## WHAT THE TASK REQUIRES
Identify the lines bearing the string "från" and gather them.

=====

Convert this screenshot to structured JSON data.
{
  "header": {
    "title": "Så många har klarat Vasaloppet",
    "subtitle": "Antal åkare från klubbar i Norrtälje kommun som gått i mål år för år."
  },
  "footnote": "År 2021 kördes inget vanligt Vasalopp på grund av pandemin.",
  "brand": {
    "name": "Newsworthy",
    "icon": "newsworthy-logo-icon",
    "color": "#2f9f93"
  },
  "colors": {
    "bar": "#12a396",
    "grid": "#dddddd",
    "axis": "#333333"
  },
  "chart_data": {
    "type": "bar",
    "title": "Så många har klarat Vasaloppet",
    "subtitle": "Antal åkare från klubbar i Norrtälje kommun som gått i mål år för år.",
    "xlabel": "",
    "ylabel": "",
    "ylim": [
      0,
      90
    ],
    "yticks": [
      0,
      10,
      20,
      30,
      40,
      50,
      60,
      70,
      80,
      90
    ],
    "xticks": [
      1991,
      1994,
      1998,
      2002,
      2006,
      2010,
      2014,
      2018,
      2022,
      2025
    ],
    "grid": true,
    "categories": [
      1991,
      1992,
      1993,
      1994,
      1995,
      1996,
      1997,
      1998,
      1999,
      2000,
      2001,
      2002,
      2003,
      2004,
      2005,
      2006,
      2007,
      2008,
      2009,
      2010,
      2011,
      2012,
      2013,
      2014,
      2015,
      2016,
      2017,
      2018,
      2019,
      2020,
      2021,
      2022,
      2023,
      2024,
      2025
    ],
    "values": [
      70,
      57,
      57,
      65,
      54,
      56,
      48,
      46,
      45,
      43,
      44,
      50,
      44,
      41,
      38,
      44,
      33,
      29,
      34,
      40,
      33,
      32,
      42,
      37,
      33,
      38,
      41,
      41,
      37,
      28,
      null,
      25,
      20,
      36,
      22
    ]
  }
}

=====

## SOLUTION FOR THIS EXERCISE
    "subtitle": "Antal åkare från klubbar i Norrtälje kommun som gått i mål år för år."
    "subtitle": "Antal åkare från klubbar i Norrtälje kommun som gått i mål år för år.",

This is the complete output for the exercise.